- QUÉ DEBE HACER
Renombre "Funding" como "Spending" en todo el listado y reprodúzcalo completo sin ningún otro cambio.

- MATERIAL DE TRABAJO
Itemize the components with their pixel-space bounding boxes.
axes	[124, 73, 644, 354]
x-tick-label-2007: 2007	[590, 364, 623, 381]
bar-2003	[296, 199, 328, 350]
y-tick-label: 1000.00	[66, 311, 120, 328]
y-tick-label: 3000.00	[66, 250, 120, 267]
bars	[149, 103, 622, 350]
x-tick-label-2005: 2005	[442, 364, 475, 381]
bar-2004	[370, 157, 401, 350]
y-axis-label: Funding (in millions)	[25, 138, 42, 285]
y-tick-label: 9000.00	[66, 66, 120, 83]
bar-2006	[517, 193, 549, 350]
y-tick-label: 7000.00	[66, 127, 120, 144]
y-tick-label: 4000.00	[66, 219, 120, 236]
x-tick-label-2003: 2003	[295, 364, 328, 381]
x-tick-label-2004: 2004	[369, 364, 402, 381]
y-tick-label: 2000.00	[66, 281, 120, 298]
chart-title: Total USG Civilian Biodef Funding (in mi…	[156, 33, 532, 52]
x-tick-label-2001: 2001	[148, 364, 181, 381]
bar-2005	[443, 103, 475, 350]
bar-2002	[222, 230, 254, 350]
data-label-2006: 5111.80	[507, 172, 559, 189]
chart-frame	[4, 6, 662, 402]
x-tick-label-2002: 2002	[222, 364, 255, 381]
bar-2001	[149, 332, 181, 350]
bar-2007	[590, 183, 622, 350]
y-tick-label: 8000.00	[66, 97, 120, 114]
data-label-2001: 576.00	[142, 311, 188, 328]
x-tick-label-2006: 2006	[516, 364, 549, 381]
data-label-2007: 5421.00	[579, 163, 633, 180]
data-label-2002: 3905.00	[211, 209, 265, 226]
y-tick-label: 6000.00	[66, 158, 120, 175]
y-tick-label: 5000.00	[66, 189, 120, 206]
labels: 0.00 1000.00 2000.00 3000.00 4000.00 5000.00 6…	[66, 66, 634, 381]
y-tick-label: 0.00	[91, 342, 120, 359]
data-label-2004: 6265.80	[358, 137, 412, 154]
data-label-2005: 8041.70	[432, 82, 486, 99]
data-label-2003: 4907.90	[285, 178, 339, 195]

- RESULTADO A CONTINUACIÓN
Itemize the components with their pixel-space bounding boxes.
axes	[124, 73, 644, 354]
x-tick-label-2007: 2007	[590, 364, 623, 381]
bar-2003	[296, 199, 328, 350]
y-tick-label: 1000.00	[66, 311, 120, 328]
y-tick-label: 3000.00	[66, 250, 120, 267]
bars	[149, 103, 622, 350]
x-tick-label-2005: 2005	[442, 364, 475, 381]
bar-2004	[370, 157, 401, 350]
y-axis-label: Spending (in millions)	[25, 138, 42, 285]
y-tick-label: 9000.00	[66, 66, 120, 83]
bar-2006	[517, 193, 549, 350]
y-tick-label: 7000.00	[66, 127, 120, 144]
y-tick-label: 4000.00	[66, 219, 120, 236]
x-tick-label-2003: 2003	[295, 364, 328, 381]
x-tick-label-2004: 2004	[369, 364, 402, 381]
y-tick-label: 2000.00	[66, 281, 120, 298]
chart-title: Total USG Civilian Biodef Spending (in mi…	[156, 33, 532, 52]
x-tick-label-2001: 2001	[148, 364, 181, 381]
bar-2005	[443, 103, 475, 350]
bar-2002	[222, 230, 254, 350]
data-label-2006: 5111.80	[507, 172, 559, 189]
chart-frame	[4, 6, 662, 402]
x-tick-label-2002: 2002	[222, 364, 255, 381]
bar-2001	[149, 332, 181, 350]
bar-2007	[590, 183, 622, 350]
y-tick-label: 8000.00	[66, 97, 120, 114]
data-label-2001: 576.00	[142, 311, 188, 328]
x-tick-label-2006: 2006	[516, 364, 549, 381]
data-label-2007: 5421.00	[579, 163, 633, 180]
data-label-2002: 3905.00	[211, 209, 265, 226]
y-tick-label: 6000.00	[66, 158, 120, 175]
y-tick-label: 5000.00	[66, 189, 120, 206]
labels: 0.00 1000.00 2000.00 3000.00 4000.00 5000.00 6…	[66, 66, 634, 381]
y-tick-label: 0.00	[91, 342, 120, 359]
data-label-2004: 6265.80	[358, 137, 412, 154]
data-label-2005: 8041.70	[432, 82, 486, 99]
data-label-2003: 4907.90	[285, 178, 339, 195]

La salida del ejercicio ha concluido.